┌──

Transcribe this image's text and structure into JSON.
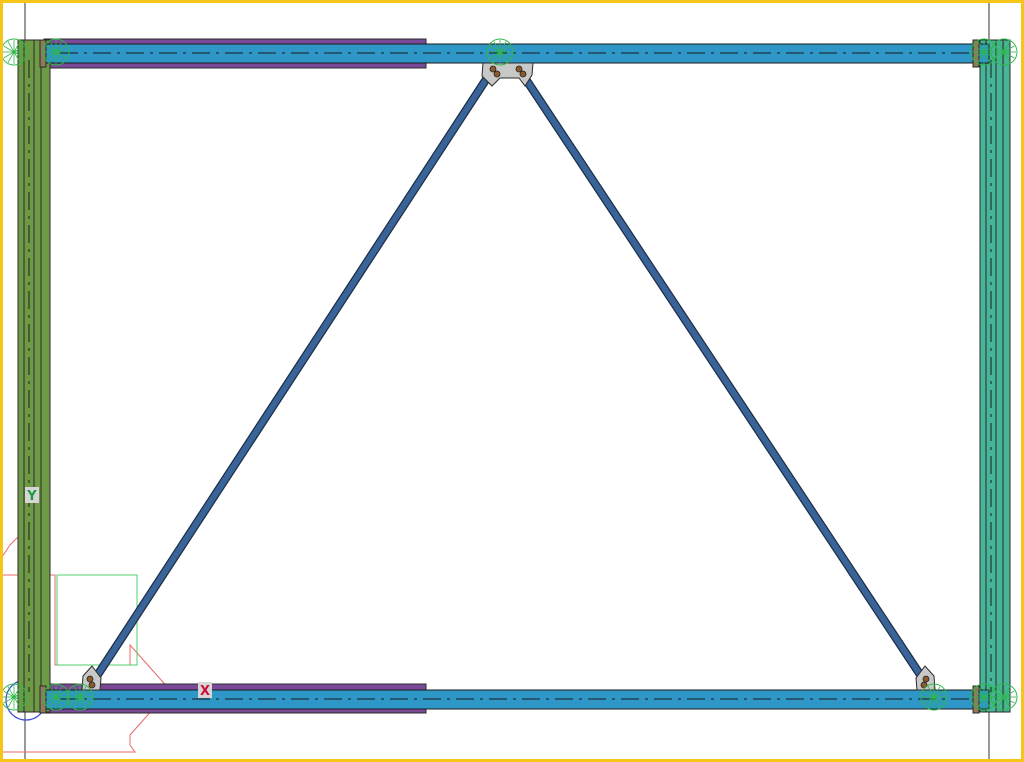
{
  "viewport": {
    "frame_color": "#f5c518",
    "background": "#ffffff"
  },
  "axes": {
    "x_label": "X",
    "y_label": "Y",
    "x_color": "#d0103a",
    "y_color": "#1e9a45",
    "label_bg": "#d6d6d6"
  },
  "members": {
    "top_beam": {
      "type": "beam",
      "color": "#2e97c8"
    },
    "bottom_beam": {
      "type": "beam",
      "color": "#2e97c8"
    },
    "left_column": {
      "type": "column",
      "color": "#6f9a45"
    },
    "right_column": {
      "type": "column",
      "color": "#46b59a"
    },
    "brace_left": {
      "type": "brace",
      "color": "#3a6497"
    },
    "brace_right": {
      "type": "brace",
      "color": "#3a6497"
    },
    "top_left_segment": {
      "type": "beam",
      "color": "#7a4a98"
    },
    "bottom_left_segment": {
      "type": "beam",
      "color": "#7a4a98"
    }
  },
  "icons": {
    "connection_marker": "green-radial-connection-icon",
    "gusset_plate": "gusset-plate-icon",
    "ucs_origin": "ucs-origin-icon"
  }
}
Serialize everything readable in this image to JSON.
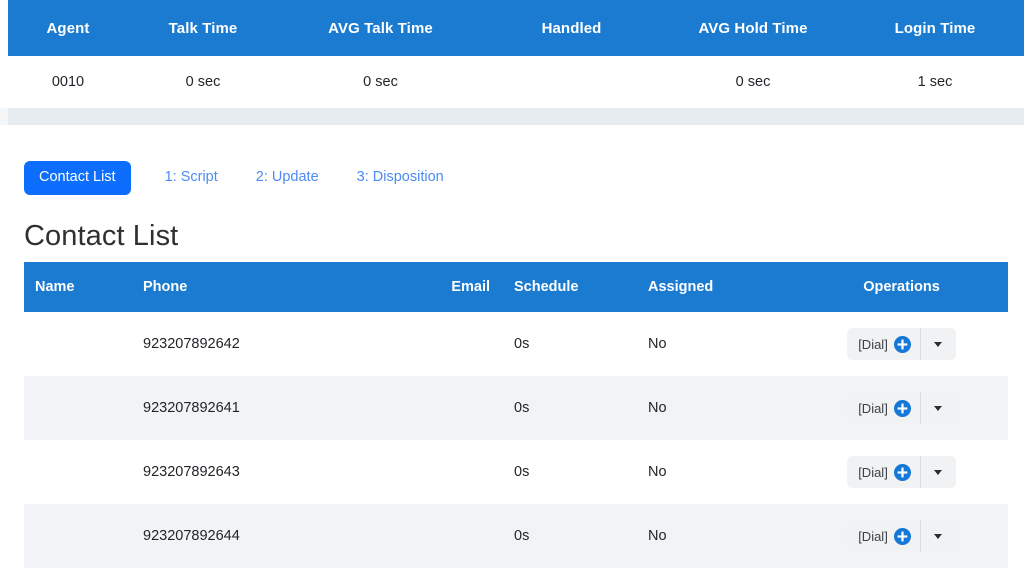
{
  "colors": {
    "table_header_blue": "#1b7bd0",
    "active_tab_blue": "#0d6efd",
    "link_blue": "#4c8bf5",
    "plus_icon_blue": "#1577d6",
    "row_stripe_gray": "#f2f3f6",
    "separator_band": "#e7ecf0",
    "button_group_bg": "#f1f2f4"
  },
  "agent_stats": {
    "columns": [
      "Agent",
      "Talk Time",
      "AVG Talk Time",
      "Handled",
      "AVG Hold Time",
      "Login Time"
    ],
    "rows": [
      {
        "agent": "0010",
        "talk_time": "0 sec",
        "avg_talk_time": "0 sec",
        "handled": "",
        "avg_hold_time": "0 sec",
        "login_time": "1 sec"
      }
    ]
  },
  "tabs": {
    "active": "Contact List",
    "items": [
      {
        "label": "Contact List",
        "active": true
      },
      {
        "label": "1: Script",
        "active": false
      },
      {
        "label": "2: Update",
        "active": false
      },
      {
        "label": "3: Disposition",
        "active": false
      }
    ]
  },
  "page": {
    "heading": "Contact List"
  },
  "contact_list": {
    "columns": [
      "Name",
      "Phone",
      "Email",
      "Schedule",
      "Assigned",
      "Operations"
    ],
    "operations": {
      "dial_label": "[Dial]",
      "plus_icon": "circle-plus-icon",
      "caret_icon": "chevron-down-icon"
    },
    "rows": [
      {
        "name": "",
        "phone": "923207892642",
        "email": "",
        "schedule": "0s",
        "assigned": "No"
      },
      {
        "name": "",
        "phone": "923207892641",
        "email": "",
        "schedule": "0s",
        "assigned": "No"
      },
      {
        "name": "",
        "phone": "923207892643",
        "email": "",
        "schedule": "0s",
        "assigned": "No"
      },
      {
        "name": "",
        "phone": "923207892644",
        "email": "",
        "schedule": "0s",
        "assigned": "No"
      }
    ]
  }
}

└──

→ PROBLEM TO SOLVE: The records above must be echoed exactly, minus their pictures.

→ SOLUTION BELOW:
Transcribe this image's text and structure into JSON.
{
  "viewport": {
    "frame_color": "#f5c518",
    "background": "#ffffff"
  },
  "axes": {
    "x_label": "X",
    "y_label": "Y",
    "x_color": "#d0103a",
    "y_color": "#1e9a45",
    "label_bg": "#d6d6d6"
  },
  "members": {
    "top_beam": {
      "type": "beam",
      "color": "#2e97c8"
    },
    "bottom_beam": {
      "type": "beam",
      "color": "#2e97c8"
    },
    "left_column": {
      "type": "column",
      "color": "#6f9a45"
    },
    "right_column": {
      "type": "column",
      "color": "#46b59a"
    },
    "brace_left": {
      "type": "brace",
      "color": "#3a6497"
    },
    "brace_right": {
      "type": "brace",
      "color": "#3a6497"
    },
    "top_left_segment": {
      "type": "beam",
      "color": "#7a4a98"
    },
    "bottom_left_segment": {
      "type": "beam",
      "color": "#7a4a98"
    }
  },
  "icons": {
    "connection_marker": "green-radial-connection-icon",
    "gusset_plate": "gusset-plate-icon",
    "ucs_origin": "ucs-origin-icon"
  }
}
Serialize everything readable in this image to JSON.
{
  "colors": {
    "table_header_blue": "#1b7bd0",
    "active_tab_blue": "#0d6efd",
    "link_blue": "#4c8bf5",
    "plus_icon_blue": "#1577d6",
    "row_stripe_gray": "#f2f3f6",
    "separator_band": "#e7ecf0",
    "button_group_bg": "#f1f2f4"
  },
  "agent_stats": {
    "columns": [
      "Agent",
      "Talk Time",
      "AVG Talk Time",
      "Handled",
      "AVG Hold Time",
      "Login Time"
    ],
    "rows": [
      {
        "agent": "0010",
        "talk_time": "0 sec",
        "avg_talk_time": "0 sec",
        "handled": "",
        "avg_hold_time": "0 sec",
        "login_time": "1 sec"
      }
    ]
  },
  "tabs": {
    "active": "Contact List",
    "items": [
      {
        "label": "Contact List",
        "active": true
      },
      {
        "label": "1: Script",
        "active": false
      },
      {
        "label": "2: Update",
        "active": false
      },
      {
        "label": "3: Disposition",
        "active": false
      }
    ]
  },
  "page": {
    "heading": "Contact List"
  },
  "contact_list": {
    "columns": [
      "Name",
      "Phone",
      "Email",
      "Schedule",
      "Assigned",
      "Operations"
    ],
    "operations": {
      "dial_label": "[Dial]",
      "plus_icon": "circle-plus-icon",
      "caret_icon": "chevron-down-icon"
    },
    "rows": [
      {
        "name": "",
        "phone": "923207892642",
        "email": "",
        "schedule": "0s",
        "assigned": "No"
      },
      {
        "name": "",
        "phone": "923207892641",
        "email": "",
        "schedule": "0s",
        "assigned": "No"
      },
      {
        "name": "",
        "phone": "923207892643",
        "email": "",
        "schedule": "0s",
        "assigned": "No"
      },
      {
        "name": "",
        "phone": "923207892644",
        "email": "",
        "schedule": "0s",
        "assigned": "No"
      }
    ]
  }
}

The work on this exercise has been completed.